▸ Assigned task
Each record below is to be copied exactly; the pictures are to be omitted.

▸ Records
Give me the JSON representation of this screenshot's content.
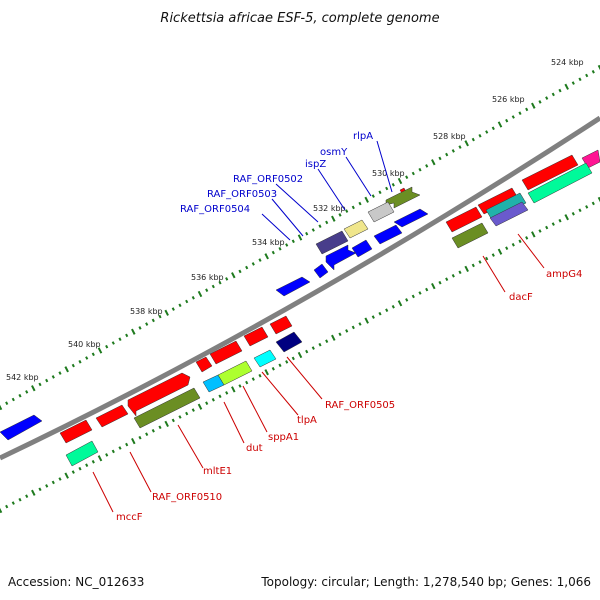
{
  "title": "Rickettsia africae ESF-5, complete genome",
  "footer": {
    "accession": "Accession: NC_012633",
    "summary": "Topology: circular; Length: 1,278,540 bp; Genes: 1,066"
  },
  "colors": {
    "backbone": "#808080",
    "ticks": "#1e7a1e",
    "label_forward": "#0000cc",
    "label_reverse": "#cc0000"
  },
  "scale": {
    "tick_labels": [
      "524 kbp",
      "526 kbp",
      "528 kbp",
      "530 kbp",
      "532 kbp",
      "534 kbp",
      "536 kbp",
      "538 kbp",
      "540 kbp",
      "542 kbp"
    ]
  },
  "genes_forward": [
    {
      "name": "rlpA",
      "color": "#6b8e23"
    },
    {
      "name": "osmY",
      "color": "#c8c8c8"
    },
    {
      "name": "ispZ",
      "color": "#f0e68c"
    },
    {
      "name": "RAF_ORF0502",
      "color": "#483d8b"
    },
    {
      "name": "RAF_ORF0503",
      "color": "#0000ff"
    },
    {
      "name": "RAF_ORF0504",
      "color": "#0000ff"
    }
  ],
  "genes_reverse": [
    {
      "name": "ampG4",
      "color": "#00fa9a"
    },
    {
      "name": "dacF",
      "color": "#6b8e23"
    },
    {
      "name": "RAF_ORF0505",
      "color": "#000080"
    },
    {
      "name": "tlpA",
      "color": "#00ffff"
    },
    {
      "name": "sppA1",
      "color": "#adff2f"
    },
    {
      "name": "dut",
      "color": "#00bfff"
    },
    {
      "name": "mltE1",
      "color": "#6b8e23"
    },
    {
      "name": "RAF_ORF0510",
      "color": "#ff0000"
    },
    {
      "name": "mccF",
      "color": "#00fa9a"
    }
  ]
}
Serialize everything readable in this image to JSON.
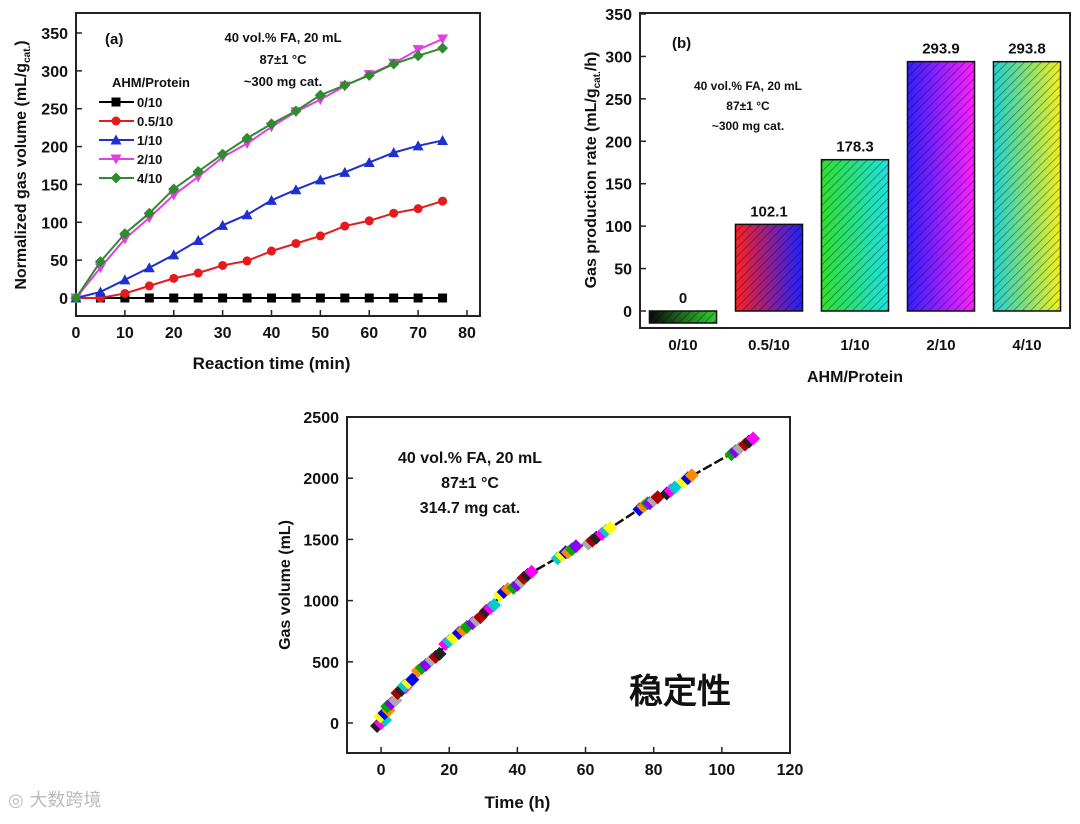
{
  "chart_data": [
    {
      "type": "line",
      "panel_label": "(a)",
      "xlabel": "Reaction time (min)",
      "ylabel": "Normalized gas volume (mL/g",
      "ylabel_sub": "cat.",
      "ylabel_end": ")",
      "xlim": [
        0,
        80
      ],
      "ylim": [
        -25,
        375
      ],
      "xticks": [
        0,
        10,
        20,
        30,
        40,
        50,
        60,
        70,
        80
      ],
      "yticks": [
        0,
        50,
        100,
        150,
        200,
        250,
        300,
        350
      ],
      "annotations": [
        "40 vol.% FA, 20 mL",
        "87±1 °C",
        "~300 mg cat."
      ],
      "legend_title": "AHM/Protein",
      "legend_position": "top-left",
      "x": [
        0,
        5,
        10,
        15,
        20,
        25,
        30,
        35,
        40,
        45,
        50,
        55,
        60,
        65,
        70,
        75
      ],
      "series": [
        {
          "name": "0/10",
          "color": "#000000",
          "marker": "square",
          "values": [
            0,
            0,
            0,
            0,
            0,
            0,
            0,
            0,
            0,
            0,
            0,
            0,
            0,
            0,
            0,
            0
          ]
        },
        {
          "name": "0.5/10",
          "color": "#e41a1c",
          "marker": "circle",
          "values": [
            0,
            0,
            6,
            16,
            26,
            33,
            43,
            49,
            62,
            72,
            82,
            95,
            102,
            112,
            118,
            128
          ]
        },
        {
          "name": "1/10",
          "color": "#1f2fd0",
          "marker": "triangle-up",
          "values": [
            0,
            8,
            24,
            40,
            57,
            76,
            96,
            110,
            129,
            143,
            156,
            166,
            179,
            192,
            201,
            208
          ]
        },
        {
          "name": "2/10",
          "color": "#e040e0",
          "marker": "triangle-down",
          "values": [
            0,
            40,
            78,
            106,
            136,
            160,
            186,
            204,
            226,
            246,
            262,
            280,
            295,
            310,
            328,
            342
          ]
        },
        {
          "name": "4/10",
          "color": "#2e8b2e",
          "marker": "diamond",
          "values": [
            0,
            48,
            85,
            112,
            144,
            167,
            190,
            211,
            230,
            247,
            268,
            281,
            294,
            309,
            320,
            330
          ]
        }
      ]
    },
    {
      "type": "bar",
      "panel_label": "(b)",
      "xlabel": "AHM/Protein",
      "ylabel": "Gas production rate (mL/g",
      "ylabel_sub": "cat.",
      "ylabel_end": "/h)",
      "ylim": [
        -20,
        350
      ],
      "yticks": [
        0,
        50,
        100,
        150,
        200,
        250,
        300,
        350
      ],
      "annotations": [
        "40 vol.% FA, 20 mL",
        "87±1 °C",
        "~300 mg cat."
      ],
      "categories": [
        "0/10",
        "0.5/10",
        "1/10",
        "2/10",
        "4/10"
      ],
      "values": [
        0,
        102.1,
        178.3,
        293.9,
        293.8
      ],
      "data_labels": [
        "0",
        "102.1",
        "178.3",
        "293.9",
        "293.8"
      ],
      "gradients": [
        [
          "#0a0a0a",
          "#2fd02f"
        ],
        [
          "#ff2020",
          "#2020ff"
        ],
        [
          "#30e030",
          "#20e0e0"
        ],
        [
          "#3020ff",
          "#ff20ff"
        ],
        [
          "#20d0d0",
          "#f0f020"
        ]
      ]
    },
    {
      "type": "scatter",
      "xlabel": "Time (h)",
      "ylabel": "Gas volume (mL)",
      "xlim": [
        -10,
        120
      ],
      "ylim": [
        -250,
        2500
      ],
      "xticks": [
        0,
        20,
        40,
        60,
        80,
        100,
        120
      ],
      "yticks": [
        0,
        500,
        1000,
        1500,
        2000,
        2500
      ],
      "annotations": [
        "40 vol.% FA, 20 mL",
        "87±1 °C",
        "314.7 mg cat."
      ],
      "chinese_label": "稳定性",
      "x": [
        0,
        1,
        3,
        6,
        8,
        12,
        16,
        20,
        24,
        28,
        32,
        36,
        40,
        43,
        53,
        56,
        62,
        66,
        77,
        80,
        85,
        90,
        104,
        108
      ],
      "y": [
        0,
        80,
        160,
        270,
        330,
        450,
        540,
        670,
        760,
        840,
        940,
        1070,
        1130,
        1210,
        1370,
        1420,
        1490,
        1570,
        1770,
        1820,
        1900,
        2000,
        2220,
        2300
      ],
      "marker_colors": [
        "#222222",
        "#ff00ff",
        "#00cccc",
        "#ffff00",
        "#0000ff",
        "#ff8800",
        "#00aa00",
        "#8800ff",
        "#aaaaaa",
        "#aa0000"
      ]
    }
  ],
  "watermark": "大数跨境"
}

▸ Answer space
Give me the JSON representation of this screenshot's content.
{
  "title": "Rickettsia africae ESF-5, complete genome",
  "footer": {
    "accession": "Accession: NC_012633",
    "summary": "Topology: circular; Length: 1,278,540 bp; Genes: 1,066"
  },
  "colors": {
    "backbone": "#808080",
    "ticks": "#1e7a1e",
    "label_forward": "#0000cc",
    "label_reverse": "#cc0000"
  },
  "scale": {
    "tick_labels": [
      "524 kbp",
      "526 kbp",
      "528 kbp",
      "530 kbp",
      "532 kbp",
      "534 kbp",
      "536 kbp",
      "538 kbp",
      "540 kbp",
      "542 kbp"
    ]
  },
  "genes_forward": [
    {
      "name": "rlpA",
      "color": "#6b8e23"
    },
    {
      "name": "osmY",
      "color": "#c8c8c8"
    },
    {
      "name": "ispZ",
      "color": "#f0e68c"
    },
    {
      "name": "RAF_ORF0502",
      "color": "#483d8b"
    },
    {
      "name": "RAF_ORF0503",
      "color": "#0000ff"
    },
    {
      "name": "RAF_ORF0504",
      "color": "#0000ff"
    }
  ],
  "genes_reverse": [
    {
      "name": "ampG4",
      "color": "#00fa9a"
    },
    {
      "name": "dacF",
      "color": "#6b8e23"
    },
    {
      "name": "RAF_ORF0505",
      "color": "#000080"
    },
    {
      "name": "tlpA",
      "color": "#00ffff"
    },
    {
      "name": "sppA1",
      "color": "#adff2f"
    },
    {
      "name": "dut",
      "color": "#00bfff"
    },
    {
      "name": "mltE1",
      "color": "#6b8e23"
    },
    {
      "name": "RAF_ORF0510",
      "color": "#ff0000"
    },
    {
      "name": "mccF",
      "color": "#00fa9a"
    }
  ]
}
Serialize everything readable in this image to JSON.
{
  "chart_data": [
    {
      "type": "line",
      "panel_label": "(a)",
      "xlabel": "Reaction time (min)",
      "ylabel": "Normalized gas volume (mL/g",
      "ylabel_sub": "cat.",
      "ylabel_end": ")",
      "xlim": [
        0,
        80
      ],
      "ylim": [
        -25,
        375
      ],
      "xticks": [
        0,
        10,
        20,
        30,
        40,
        50,
        60,
        70,
        80
      ],
      "yticks": [
        0,
        50,
        100,
        150,
        200,
        250,
        300,
        350
      ],
      "annotations": [
        "40 vol.% FA, 20 mL",
        "87±1 °C",
        "~300 mg cat."
      ],
      "legend_title": "AHM/Protein",
      "legend_position": "top-left",
      "x": [
        0,
        5,
        10,
        15,
        20,
        25,
        30,
        35,
        40,
        45,
        50,
        55,
        60,
        65,
        70,
        75
      ],
      "series": [
        {
          "name": "0/10",
          "color": "#000000",
          "marker": "square",
          "values": [
            0,
            0,
            0,
            0,
            0,
            0,
            0,
            0,
            0,
            0,
            0,
            0,
            0,
            0,
            0,
            0
          ]
        },
        {
          "name": "0.5/10",
          "color": "#e41a1c",
          "marker": "circle",
          "values": [
            0,
            0,
            6,
            16,
            26,
            33,
            43,
            49,
            62,
            72,
            82,
            95,
            102,
            112,
            118,
            128
          ]
        },
        {
          "name": "1/10",
          "color": "#1f2fd0",
          "marker": "triangle-up",
          "values": [
            0,
            8,
            24,
            40,
            57,
            76,
            96,
            110,
            129,
            143,
            156,
            166,
            179,
            192,
            201,
            208
          ]
        },
        {
          "name": "2/10",
          "color": "#e040e0",
          "marker": "triangle-down",
          "values": [
            0,
            40,
            78,
            106,
            136,
            160,
            186,
            204,
            226,
            246,
            262,
            280,
            295,
            310,
            328,
            342
          ]
        },
        {
          "name": "4/10",
          "color": "#2e8b2e",
          "marker": "diamond",
          "values": [
            0,
            48,
            85,
            112,
            144,
            167,
            190,
            211,
            230,
            247,
            268,
            281,
            294,
            309,
            320,
            330
          ]
        }
      ]
    },
    {
      "type": "bar",
      "panel_label": "(b)",
      "xlabel": "AHM/Protein",
      "ylabel": "Gas production rate (mL/g",
      "ylabel_sub": "cat.",
      "ylabel_end": "/h)",
      "ylim": [
        -20,
        350
      ],
      "yticks": [
        0,
        50,
        100,
        150,
        200,
        250,
        300,
        350
      ],
      "annotations": [
        "40 vol.% FA, 20 mL",
        "87±1 °C",
        "~300 mg cat."
      ],
      "categories": [
        "0/10",
        "0.5/10",
        "1/10",
        "2/10",
        "4/10"
      ],
      "values": [
        0,
        102.1,
        178.3,
        293.9,
        293.8
      ],
      "data_labels": [
        "0",
        "102.1",
        "178.3",
        "293.9",
        "293.8"
      ],
      "gradients": [
        [
          "#0a0a0a",
          "#2fd02f"
        ],
        [
          "#ff2020",
          "#2020ff"
        ],
        [
          "#30e030",
          "#20e0e0"
        ],
        [
          "#3020ff",
          "#ff20ff"
        ],
        [
          "#20d0d0",
          "#f0f020"
        ]
      ]
    },
    {
      "type": "scatter",
      "xlabel": "Time (h)",
      "ylabel": "Gas volume (mL)",
      "xlim": [
        -10,
        120
      ],
      "ylim": [
        -250,
        2500
      ],
      "xticks": [
        0,
        20,
        40,
        60,
        80,
        100,
        120
      ],
      "yticks": [
        0,
        500,
        1000,
        1500,
        2000,
        2500
      ],
      "annotations": [
        "40 vol.% FA, 20 mL",
        "87±1 °C",
        "314.7 mg cat."
      ],
      "chinese_label": "稳定性",
      "x": [
        0,
        1,
        3,
        6,
        8,
        12,
        16,
        20,
        24,
        28,
        32,
        36,
        40,
        43,
        53,
        56,
        62,
        66,
        77,
        80,
        85,
        90,
        104,
        108
      ],
      "y": [
        0,
        80,
        160,
        270,
        330,
        450,
        540,
        670,
        760,
        840,
        940,
        1070,
        1130,
        1210,
        1370,
        1420,
        1490,
        1570,
        1770,
        1820,
        1900,
        2000,
        2220,
        2300
      ],
      "marker_colors": [
        "#222222",
        "#ff00ff",
        "#00cccc",
        "#ffff00",
        "#0000ff",
        "#ff8800",
        "#00aa00",
        "#8800ff",
        "#aaaaaa",
        "#aa0000"
      ]
    }
  ],
  "watermark": "大数跨境"
}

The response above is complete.